Begin Data

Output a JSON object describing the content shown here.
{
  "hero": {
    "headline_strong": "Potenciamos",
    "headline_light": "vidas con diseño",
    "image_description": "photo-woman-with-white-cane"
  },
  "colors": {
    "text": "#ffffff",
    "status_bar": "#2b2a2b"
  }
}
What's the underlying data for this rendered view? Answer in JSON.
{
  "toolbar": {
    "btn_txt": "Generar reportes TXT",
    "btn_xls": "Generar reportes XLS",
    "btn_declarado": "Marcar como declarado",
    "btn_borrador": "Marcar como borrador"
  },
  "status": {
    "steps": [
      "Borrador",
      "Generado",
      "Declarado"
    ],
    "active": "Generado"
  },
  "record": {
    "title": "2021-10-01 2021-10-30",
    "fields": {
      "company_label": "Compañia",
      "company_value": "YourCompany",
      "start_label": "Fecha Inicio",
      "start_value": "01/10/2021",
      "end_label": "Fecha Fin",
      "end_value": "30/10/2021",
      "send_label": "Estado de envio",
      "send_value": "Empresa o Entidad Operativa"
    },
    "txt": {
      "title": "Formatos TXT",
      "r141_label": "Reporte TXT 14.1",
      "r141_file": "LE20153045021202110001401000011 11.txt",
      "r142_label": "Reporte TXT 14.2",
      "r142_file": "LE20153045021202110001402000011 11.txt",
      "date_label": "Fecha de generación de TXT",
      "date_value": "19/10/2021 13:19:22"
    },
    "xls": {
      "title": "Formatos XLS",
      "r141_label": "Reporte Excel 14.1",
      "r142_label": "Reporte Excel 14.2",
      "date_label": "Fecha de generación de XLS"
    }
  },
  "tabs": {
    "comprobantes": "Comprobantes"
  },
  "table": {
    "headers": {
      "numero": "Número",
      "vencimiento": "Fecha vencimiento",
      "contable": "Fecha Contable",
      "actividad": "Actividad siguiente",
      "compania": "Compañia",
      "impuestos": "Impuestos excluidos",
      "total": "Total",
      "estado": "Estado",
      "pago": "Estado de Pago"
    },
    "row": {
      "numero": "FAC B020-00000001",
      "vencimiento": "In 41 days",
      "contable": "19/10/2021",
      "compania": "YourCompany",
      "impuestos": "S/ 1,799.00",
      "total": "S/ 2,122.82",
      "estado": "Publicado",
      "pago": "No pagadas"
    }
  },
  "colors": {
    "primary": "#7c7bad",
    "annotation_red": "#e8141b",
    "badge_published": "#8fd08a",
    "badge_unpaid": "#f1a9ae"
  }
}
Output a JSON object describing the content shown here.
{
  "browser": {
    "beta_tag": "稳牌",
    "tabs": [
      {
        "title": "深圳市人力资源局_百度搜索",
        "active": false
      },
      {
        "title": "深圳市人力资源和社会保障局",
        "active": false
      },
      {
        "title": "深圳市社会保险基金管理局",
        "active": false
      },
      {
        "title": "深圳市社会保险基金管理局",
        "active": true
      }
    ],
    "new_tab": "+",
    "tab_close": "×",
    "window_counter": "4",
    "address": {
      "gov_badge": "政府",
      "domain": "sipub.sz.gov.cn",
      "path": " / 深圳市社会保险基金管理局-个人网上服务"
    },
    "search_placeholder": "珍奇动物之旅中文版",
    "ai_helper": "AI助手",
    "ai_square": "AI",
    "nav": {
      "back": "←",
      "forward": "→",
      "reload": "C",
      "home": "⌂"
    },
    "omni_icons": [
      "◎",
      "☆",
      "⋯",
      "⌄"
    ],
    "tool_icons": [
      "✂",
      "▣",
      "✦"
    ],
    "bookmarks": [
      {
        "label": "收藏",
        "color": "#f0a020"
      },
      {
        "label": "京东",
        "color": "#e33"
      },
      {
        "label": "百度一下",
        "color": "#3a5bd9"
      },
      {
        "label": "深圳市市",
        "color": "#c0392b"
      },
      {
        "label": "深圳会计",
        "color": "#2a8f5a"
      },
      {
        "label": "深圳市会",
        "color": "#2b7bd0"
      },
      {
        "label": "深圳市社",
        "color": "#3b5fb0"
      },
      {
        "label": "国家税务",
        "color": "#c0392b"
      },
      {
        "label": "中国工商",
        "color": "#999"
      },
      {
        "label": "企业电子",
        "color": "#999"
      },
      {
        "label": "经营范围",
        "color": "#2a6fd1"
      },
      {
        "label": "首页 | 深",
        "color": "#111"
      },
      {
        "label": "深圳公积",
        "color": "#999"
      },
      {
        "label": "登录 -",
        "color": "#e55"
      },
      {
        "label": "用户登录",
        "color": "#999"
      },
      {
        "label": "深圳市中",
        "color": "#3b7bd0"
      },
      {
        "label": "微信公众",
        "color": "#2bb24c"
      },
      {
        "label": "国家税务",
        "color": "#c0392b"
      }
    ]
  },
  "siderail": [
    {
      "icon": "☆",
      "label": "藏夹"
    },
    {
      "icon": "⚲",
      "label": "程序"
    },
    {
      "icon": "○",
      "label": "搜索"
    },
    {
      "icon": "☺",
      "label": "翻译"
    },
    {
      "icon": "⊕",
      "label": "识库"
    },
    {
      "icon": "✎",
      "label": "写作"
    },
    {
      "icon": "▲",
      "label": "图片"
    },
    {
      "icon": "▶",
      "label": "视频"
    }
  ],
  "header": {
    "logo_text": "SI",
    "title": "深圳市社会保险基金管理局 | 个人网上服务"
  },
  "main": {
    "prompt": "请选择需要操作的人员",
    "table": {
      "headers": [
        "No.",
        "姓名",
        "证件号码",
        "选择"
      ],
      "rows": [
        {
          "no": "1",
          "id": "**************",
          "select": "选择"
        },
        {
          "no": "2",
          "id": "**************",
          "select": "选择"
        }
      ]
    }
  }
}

End Data

Task statement - Quote every line of the data, word for word.

Result -
Output a JSON object describing the content shown here.
{
  "hero": {
    "headline_strong": "Potenciamos",
    "headline_light": "vidas con diseño",
    "image_description": "photo-woman-with-white-cane"
  },
  "colors": {
    "text": "#ffffff",
    "status_bar": "#2b2a2b"
  }
}
What's the underlying data for this rendered view? Answer in JSON.
{
  "toolbar": {
    "btn_txt": "Generar reportes TXT",
    "btn_xls": "Generar reportes XLS",
    "btn_declarado": "Marcar como declarado",
    "btn_borrador": "Marcar como borrador"
  },
  "status": {
    "steps": [
      "Borrador",
      "Generado",
      "Declarado"
    ],
    "active": "Generado"
  },
  "record": {
    "title": "2021-10-01 2021-10-30",
    "fields": {
      "company_label": "Compañia",
      "company_value": "YourCompany",
      "start_label": "Fecha Inicio",
      "start_value": "01/10/2021",
      "end_label": "Fecha Fin",
      "end_value": "30/10/2021",
      "send_label": "Estado de envio",
      "send_value": "Empresa o Entidad Operativa"
    },
    "txt": {
      "title": "Formatos TXT",
      "r141_label": "Reporte TXT 14.1",
      "r141_file": "LE20153045021202110001401000011 11.txt",
      "r142_label": "Reporte TXT 14.2",
      "r142_file": "LE20153045021202110001402000011 11.txt",
      "date_label": "Fecha de generación de TXT",
      "date_value": "19/10/2021 13:19:22"
    },
    "xls": {
      "title": "Formatos XLS",
      "r141_label": "Reporte Excel 14.1",
      "r142_label": "Reporte Excel 14.2",
      "date_label": "Fecha de generación de XLS"
    }
  },
  "tabs": {
    "comprobantes": "Comprobantes"
  },
  "table": {
    "headers": {
      "numero": "Número",
      "vencimiento": "Fecha vencimiento",
      "contable": "Fecha Contable",
      "actividad": "Actividad siguiente",
      "compania": "Compañia",
      "impuestos": "Impuestos excluidos",
      "total": "Total",
      "estado": "Estado",
      "pago": "Estado de Pago"
    },
    "row": {
      "numero": "FAC B020-00000001",
      "vencimiento": "In 41 days",
      "contable": "19/10/2021",
      "compania": "YourCompany",
      "impuestos": "S/ 1,799.00",
      "total": "S/ 2,122.82",
      "estado": "Publicado",
      "pago": "No pagadas"
    }
  },
  "colors": {
    "primary": "#7c7bad",
    "annotation_red": "#e8141b",
    "badge_published": "#8fd08a",
    "badge_unpaid": "#f1a9ae"
  }
}
Output a JSON object describing the content shown here.
{
  "browser": {
    "beta_tag": "稳牌",
    "tabs": [
      {
        "title": "深圳市人力资源局_百度搜索",
        "active": false
      },
      {
        "title": "深圳市人力资源和社会保障局",
        "active": false
      },
      {
        "title": "深圳市社会保险基金管理局",
        "active": false
      },
      {
        "title": "深圳市社会保险基金管理局",
        "active": true
      }
    ],
    "new_tab": "+",
    "tab_close": "×",
    "window_counter": "4",
    "address": {
      "gov_badge": "政府",
      "domain": "sipub.sz.gov.cn",
      "path": " / 深圳市社会保险基金管理局-个人网上服务"
    },
    "search_placeholder": "珍奇动物之旅中文版",
    "ai_helper": "AI助手",
    "ai_square": "AI",
    "nav": {
      "back": "←",
      "forward": "→",
      "reload": "C",
      "home": "⌂"
    },
    "omni_icons": [
      "◎",
      "☆",
      "⋯",
      "⌄"
    ],
    "tool_icons": [
      "✂",
      "▣",
      "✦"
    ],
    "bookmarks": [
      {
        "label": "收藏",
        "color": "#f0a020"
      },
      {
        "label": "京东",
        "color": "#e33"
      },
      {
        "label": "百度一下",
        "color": "#3a5bd9"
      },
      {
        "label": "深圳市市",
        "color": "#c0392b"
      },
      {
        "label": "深圳会计",
        "color": "#2a8f5a"
      },
      {
        "label": "深圳市会",
        "color": "#2b7bd0"
      },
      {
        "label": "深圳市社",
        "color": "#3b5fb0"
      },
      {
        "label": "国家税务",
        "color": "#c0392b"
      },
      {
        "label": "中国工商",
        "color": "#999"
      },
      {
        "label": "企业电子",
        "color": "#999"
      },
      {
        "label": "经营范围",
        "color": "#2a6fd1"
      },
      {
        "label": "首页 | 深",
        "color": "#111"
      },
      {
        "label": "深圳公积",
        "color": "#999"
      },
      {
        "label": "登录 -",
        "color": "#e55"
      },
      {
        "label": "用户登录",
        "color": "#999"
      },
      {
        "label": "深圳市中",
        "color": "#3b7bd0"
      },
      {
        "label": "微信公众",
        "color": "#2bb24c"
      },
      {
        "label": "国家税务",
        "color": "#c0392b"
      }
    ]
  },
  "siderail": [
    {
      "icon": "☆",
      "label": "藏夹"
    },
    {
      "icon": "⚲",
      "label": "程序"
    },
    {
      "icon": "○",
      "label": "搜索"
    },
    {
      "icon": "☺",
      "label": "翻译"
    },
    {
      "icon": "⊕",
      "label": "识库"
    },
    {
      "icon": "✎",
      "label": "写作"
    },
    {
      "icon": "▲",
      "label": "图片"
    },
    {
      "icon": "▶",
      "label": "视频"
    }
  ],
  "header": {
    "logo_text": "SI",
    "title": "深圳市社会保险基金管理局 | 个人网上服务"
  },
  "main": {
    "prompt": "请选择需要操作的人员",
    "table": {
      "headers": [
        "No.",
        "姓名",
        "证件号码",
        "选择"
      ],
      "rows": [
        {
          "no": "1",
          "id": "**************",
          "select": "选择"
        },
        {
          "no": "2",
          "id": "**************",
          "select": "选择"
        }
      ]
    }
  }
}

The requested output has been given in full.